**PROMPT**. Quote the entries in full, character for character, without their images.
##### RECORD EXTRACTS #####
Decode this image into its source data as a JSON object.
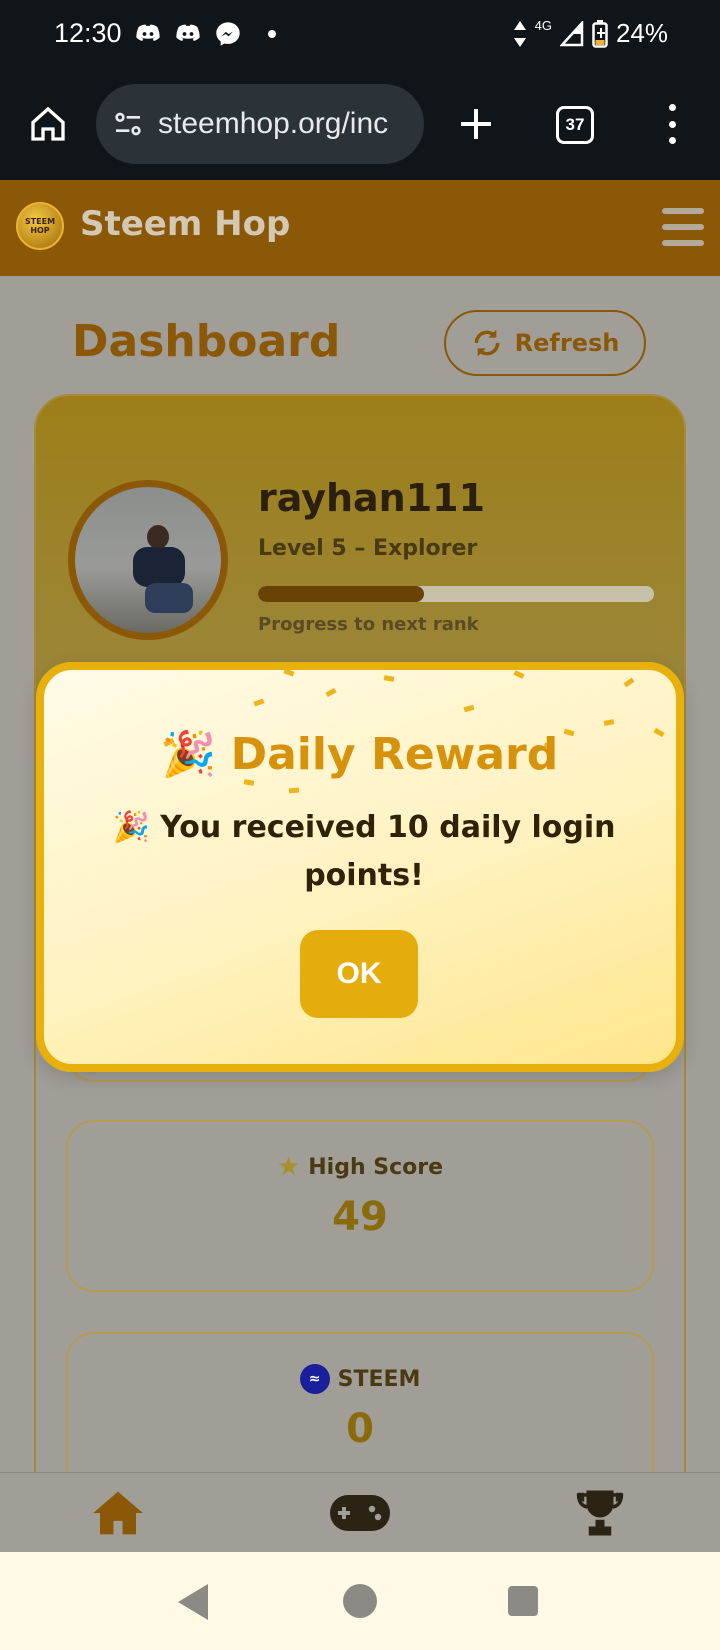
{
  "status_bar": {
    "time": "12:30",
    "network": "4G",
    "battery": "24%"
  },
  "browser": {
    "url": "steemhop.org/inc",
    "tab_count": "37"
  },
  "app": {
    "title": "Steem Hop",
    "logo_text": "STEEM HOP"
  },
  "dashboard": {
    "title": "Dashboard",
    "refresh_label": "Refresh",
    "username": "rayhan111",
    "level": "Level 5 – Explorer",
    "progress_caption": "Progress to next rank",
    "progress_fraction": 0.42
  },
  "stats": {
    "high_score_label": "High Score",
    "high_score_value": "49",
    "steem_label": "STEEM",
    "steem_value": "0"
  },
  "modal": {
    "title": "Daily Reward",
    "message_icon": "🎉",
    "message": "You received 10 daily login points!",
    "ok_label": "OK"
  },
  "colors": {
    "brand": "#8a5807",
    "accent": "#e8b00d",
    "ok_button": "#e5ad0c",
    "title": "#d7920c"
  },
  "icons": {
    "status": [
      "discord-icon",
      "discord-icon",
      "messenger-icon"
    ],
    "browser": [
      "home-icon",
      "tune-icon",
      "plus-icon",
      "tabs-icon",
      "more-vert-icon"
    ],
    "nav": [
      "home-icon",
      "gamepad-icon",
      "trophy-icon"
    ]
  }
}
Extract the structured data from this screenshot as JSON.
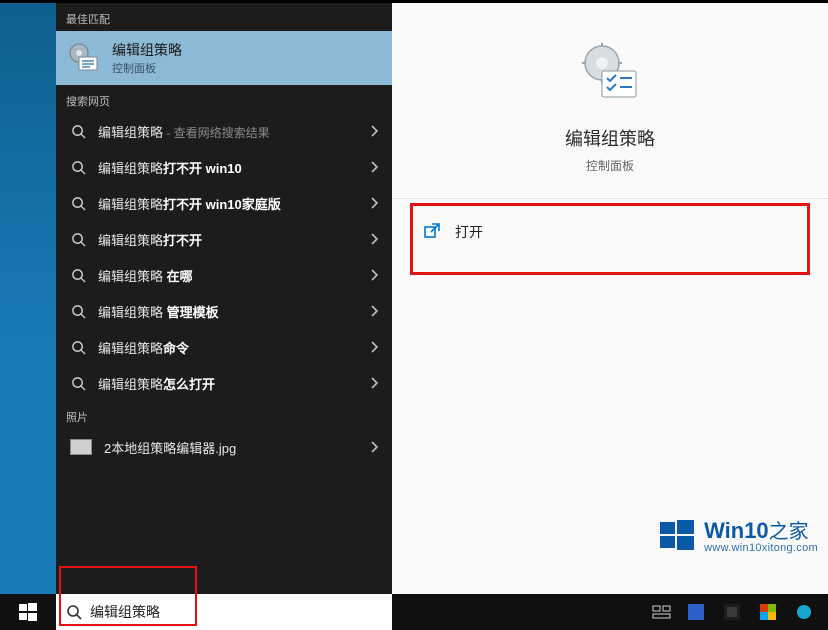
{
  "search": {
    "best_match_header": "最佳匹配",
    "web_header": "搜索网页",
    "photo_header": "照片",
    "input_value": "编辑组策略"
  },
  "best_match": {
    "title": "编辑组策略",
    "subtitle": "控制面板"
  },
  "web_results": [
    {
      "prefix": "编辑组策略",
      "bold": "",
      "suffix": " - 查看网络搜索结果"
    },
    {
      "prefix": "编辑组策略",
      "bold": "打不开 win10",
      "suffix": ""
    },
    {
      "prefix": "编辑组策略",
      "bold": "打不开 win10家庭版",
      "suffix": ""
    },
    {
      "prefix": "编辑组策略",
      "bold": "打不开",
      "suffix": ""
    },
    {
      "prefix": "编辑组策略 ",
      "bold": "在哪",
      "suffix": ""
    },
    {
      "prefix": "编辑组策略 ",
      "bold": "管理模板",
      "suffix": ""
    },
    {
      "prefix": "编辑组策略",
      "bold": "命令",
      "suffix": ""
    },
    {
      "prefix": "编辑组策略",
      "bold": "怎么打开",
      "suffix": ""
    }
  ],
  "photo_result": {
    "label": "2本地组策略编辑器.jpg"
  },
  "preview": {
    "title": "编辑组策略",
    "subtitle": "控制面板",
    "action_open": "打开"
  },
  "watermark": {
    "brand": "Win10",
    "brand_suffix": "之家",
    "url": "www.win10xitong.com"
  },
  "colors": {
    "highlight_red": "#e11313",
    "accent_blue": "#0078d7",
    "selection_blue": "#8bb9d6"
  }
}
#####
**RESULT OF THE TASK**.
Decode this image into its source data as a JSON object.
{
  "status_bar": {
    "time": "12:30",
    "network": "4G",
    "battery": "24%"
  },
  "browser": {
    "url": "steemhop.org/inc",
    "tab_count": "37"
  },
  "app": {
    "title": "Steem Hop",
    "logo_text": "STEEM HOP"
  },
  "dashboard": {
    "title": "Dashboard",
    "refresh_label": "Refresh",
    "username": "rayhan111",
    "level": "Level 5 – Explorer",
    "progress_caption": "Progress to next rank",
    "progress_fraction": 0.42
  },
  "stats": {
    "high_score_label": "High Score",
    "high_score_value": "49",
    "steem_label": "STEEM",
    "steem_value": "0"
  },
  "modal": {
    "title": "Daily Reward",
    "message_icon": "🎉",
    "message": "You received 10 daily login points!",
    "ok_label": "OK"
  },
  "colors": {
    "brand": "#8a5807",
    "accent": "#e8b00d",
    "ok_button": "#e5ad0c",
    "title": "#d7920c"
  },
  "icons": {
    "status": [
      "discord-icon",
      "discord-icon",
      "messenger-icon"
    ],
    "browser": [
      "home-icon",
      "tune-icon",
      "plus-icon",
      "tabs-icon",
      "more-vert-icon"
    ],
    "nav": [
      "home-icon",
      "gamepad-icon",
      "trophy-icon"
    ]
  }
}
Extract the structured data from this screenshot as JSON.
{
  "search": {
    "best_match_header": "最佳匹配",
    "web_header": "搜索网页",
    "photo_header": "照片",
    "input_value": "编辑组策略"
  },
  "best_match": {
    "title": "编辑组策略",
    "subtitle": "控制面板"
  },
  "web_results": [
    {
      "prefix": "编辑组策略",
      "bold": "",
      "suffix": " - 查看网络搜索结果"
    },
    {
      "prefix": "编辑组策略",
      "bold": "打不开 win10",
      "suffix": ""
    },
    {
      "prefix": "编辑组策略",
      "bold": "打不开 win10家庭版",
      "suffix": ""
    },
    {
      "prefix": "编辑组策略",
      "bold": "打不开",
      "suffix": ""
    },
    {
      "prefix": "编辑组策略 ",
      "bold": "在哪",
      "suffix": ""
    },
    {
      "prefix": "编辑组策略 ",
      "bold": "管理模板",
      "suffix": ""
    },
    {
      "prefix": "编辑组策略",
      "bold": "命令",
      "suffix": ""
    },
    {
      "prefix": "编辑组策略",
      "bold": "怎么打开",
      "suffix": ""
    }
  ],
  "photo_result": {
    "label": "2本地组策略编辑器.jpg"
  },
  "preview": {
    "title": "编辑组策略",
    "subtitle": "控制面板",
    "action_open": "打开"
  },
  "watermark": {
    "brand": "Win10",
    "brand_suffix": "之家",
    "url": "www.win10xitong.com"
  },
  "colors": {
    "highlight_red": "#e11313",
    "accent_blue": "#0078d7",
    "selection_blue": "#8bb9d6"
  }
}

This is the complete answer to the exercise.